## Request
Wherever the string "name" appears in a line, extract that line.
-- Start Data supplied --
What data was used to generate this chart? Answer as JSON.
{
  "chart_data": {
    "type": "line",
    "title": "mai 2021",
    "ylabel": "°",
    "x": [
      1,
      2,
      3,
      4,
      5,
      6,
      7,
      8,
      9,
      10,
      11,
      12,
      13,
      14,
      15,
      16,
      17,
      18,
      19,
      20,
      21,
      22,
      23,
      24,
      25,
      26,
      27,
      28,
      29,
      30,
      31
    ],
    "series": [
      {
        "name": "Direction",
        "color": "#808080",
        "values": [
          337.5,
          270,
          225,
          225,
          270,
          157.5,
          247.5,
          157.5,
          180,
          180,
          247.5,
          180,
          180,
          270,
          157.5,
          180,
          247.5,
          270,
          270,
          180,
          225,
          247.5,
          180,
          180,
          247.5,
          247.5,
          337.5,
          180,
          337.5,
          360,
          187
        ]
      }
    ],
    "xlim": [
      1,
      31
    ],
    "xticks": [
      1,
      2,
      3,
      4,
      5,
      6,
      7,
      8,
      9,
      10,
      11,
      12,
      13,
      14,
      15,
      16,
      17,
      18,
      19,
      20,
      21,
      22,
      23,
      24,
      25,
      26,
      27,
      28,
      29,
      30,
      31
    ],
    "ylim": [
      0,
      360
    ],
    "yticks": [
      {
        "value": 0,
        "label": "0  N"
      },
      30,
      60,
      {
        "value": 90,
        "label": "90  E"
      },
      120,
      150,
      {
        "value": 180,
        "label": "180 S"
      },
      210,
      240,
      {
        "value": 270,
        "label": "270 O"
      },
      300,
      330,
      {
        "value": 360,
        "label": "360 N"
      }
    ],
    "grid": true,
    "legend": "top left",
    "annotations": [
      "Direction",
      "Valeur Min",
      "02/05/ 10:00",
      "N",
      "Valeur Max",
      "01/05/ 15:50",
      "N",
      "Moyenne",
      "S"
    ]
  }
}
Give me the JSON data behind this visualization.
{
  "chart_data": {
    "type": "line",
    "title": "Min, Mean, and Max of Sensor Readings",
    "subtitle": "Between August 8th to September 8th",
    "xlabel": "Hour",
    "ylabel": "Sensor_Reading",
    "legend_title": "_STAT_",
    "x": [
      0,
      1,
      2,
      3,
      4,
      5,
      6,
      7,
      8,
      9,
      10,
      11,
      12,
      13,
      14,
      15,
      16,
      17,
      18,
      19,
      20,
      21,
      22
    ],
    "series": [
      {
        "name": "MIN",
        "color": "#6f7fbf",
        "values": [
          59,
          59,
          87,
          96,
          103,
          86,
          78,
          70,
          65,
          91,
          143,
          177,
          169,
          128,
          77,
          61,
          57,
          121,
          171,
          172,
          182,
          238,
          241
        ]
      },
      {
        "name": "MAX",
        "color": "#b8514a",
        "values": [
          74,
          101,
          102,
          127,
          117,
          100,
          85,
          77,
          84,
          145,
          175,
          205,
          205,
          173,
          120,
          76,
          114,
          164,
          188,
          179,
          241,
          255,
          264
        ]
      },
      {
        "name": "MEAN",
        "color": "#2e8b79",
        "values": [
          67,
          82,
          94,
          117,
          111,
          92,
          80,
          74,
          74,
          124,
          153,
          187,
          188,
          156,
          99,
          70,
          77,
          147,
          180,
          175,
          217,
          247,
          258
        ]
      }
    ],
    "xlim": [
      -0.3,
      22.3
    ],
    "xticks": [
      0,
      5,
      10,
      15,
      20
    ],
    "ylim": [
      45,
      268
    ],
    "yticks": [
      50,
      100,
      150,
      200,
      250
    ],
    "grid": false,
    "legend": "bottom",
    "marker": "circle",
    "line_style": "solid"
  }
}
-- End Data supplied --
## Answer for this exercise
        "name": "Direction",
        "name": "MIN",
        "name": "MAX",
        "name": "MEAN",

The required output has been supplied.